Extract all lines from the data beneath that include the word "legaldaily".

## Data section
==================================================
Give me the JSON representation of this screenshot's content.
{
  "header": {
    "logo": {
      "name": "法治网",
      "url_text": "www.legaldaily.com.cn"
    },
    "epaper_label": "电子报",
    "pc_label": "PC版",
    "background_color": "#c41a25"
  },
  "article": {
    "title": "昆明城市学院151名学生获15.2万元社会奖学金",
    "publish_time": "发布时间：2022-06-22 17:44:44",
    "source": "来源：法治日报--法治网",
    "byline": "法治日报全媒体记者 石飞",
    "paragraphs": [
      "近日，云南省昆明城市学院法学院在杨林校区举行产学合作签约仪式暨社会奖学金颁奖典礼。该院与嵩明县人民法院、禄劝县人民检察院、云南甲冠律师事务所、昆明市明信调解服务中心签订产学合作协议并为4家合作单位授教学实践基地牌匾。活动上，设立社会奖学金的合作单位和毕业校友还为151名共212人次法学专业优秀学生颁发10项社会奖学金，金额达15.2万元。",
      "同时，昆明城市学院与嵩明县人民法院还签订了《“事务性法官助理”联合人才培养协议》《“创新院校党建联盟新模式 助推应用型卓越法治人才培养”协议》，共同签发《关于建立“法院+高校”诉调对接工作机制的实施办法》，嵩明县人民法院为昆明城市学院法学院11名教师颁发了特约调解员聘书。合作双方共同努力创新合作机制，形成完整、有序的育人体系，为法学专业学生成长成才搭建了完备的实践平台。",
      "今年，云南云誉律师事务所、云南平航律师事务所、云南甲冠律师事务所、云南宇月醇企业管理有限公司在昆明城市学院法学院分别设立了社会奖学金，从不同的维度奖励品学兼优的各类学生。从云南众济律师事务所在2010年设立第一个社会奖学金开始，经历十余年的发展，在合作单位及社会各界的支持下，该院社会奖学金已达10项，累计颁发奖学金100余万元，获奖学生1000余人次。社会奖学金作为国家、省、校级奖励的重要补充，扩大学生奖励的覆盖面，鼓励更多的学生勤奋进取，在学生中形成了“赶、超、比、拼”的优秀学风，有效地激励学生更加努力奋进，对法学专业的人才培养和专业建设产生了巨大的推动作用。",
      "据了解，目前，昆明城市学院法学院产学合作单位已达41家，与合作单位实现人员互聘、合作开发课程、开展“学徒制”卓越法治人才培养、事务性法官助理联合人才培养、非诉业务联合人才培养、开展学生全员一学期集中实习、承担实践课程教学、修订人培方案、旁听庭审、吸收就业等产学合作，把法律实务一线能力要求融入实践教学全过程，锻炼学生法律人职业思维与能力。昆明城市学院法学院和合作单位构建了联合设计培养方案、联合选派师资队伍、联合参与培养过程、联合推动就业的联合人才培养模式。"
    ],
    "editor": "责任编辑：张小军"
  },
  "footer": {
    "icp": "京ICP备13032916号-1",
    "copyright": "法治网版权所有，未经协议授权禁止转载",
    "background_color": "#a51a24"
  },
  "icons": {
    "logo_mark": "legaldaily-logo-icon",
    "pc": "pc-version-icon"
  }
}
==================================================
## Exercise answer
      "url_text": "www.legaldaily.com.cn"
    "logo_mark": "legaldaily-logo-icon",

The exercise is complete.